**Task to complete:**
In the entries that follow, count each line containing "электронного" and state the total, nothing more.

**Information given:**
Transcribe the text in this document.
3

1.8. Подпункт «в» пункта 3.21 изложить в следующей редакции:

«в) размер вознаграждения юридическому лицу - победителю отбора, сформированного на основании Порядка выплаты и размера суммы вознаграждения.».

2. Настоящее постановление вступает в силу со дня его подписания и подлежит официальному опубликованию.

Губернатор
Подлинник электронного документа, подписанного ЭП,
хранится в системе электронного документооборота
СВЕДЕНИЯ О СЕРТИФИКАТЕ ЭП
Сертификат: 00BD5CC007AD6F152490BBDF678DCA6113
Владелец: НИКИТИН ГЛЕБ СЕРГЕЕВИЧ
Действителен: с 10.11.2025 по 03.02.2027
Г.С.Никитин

**Reply:**
2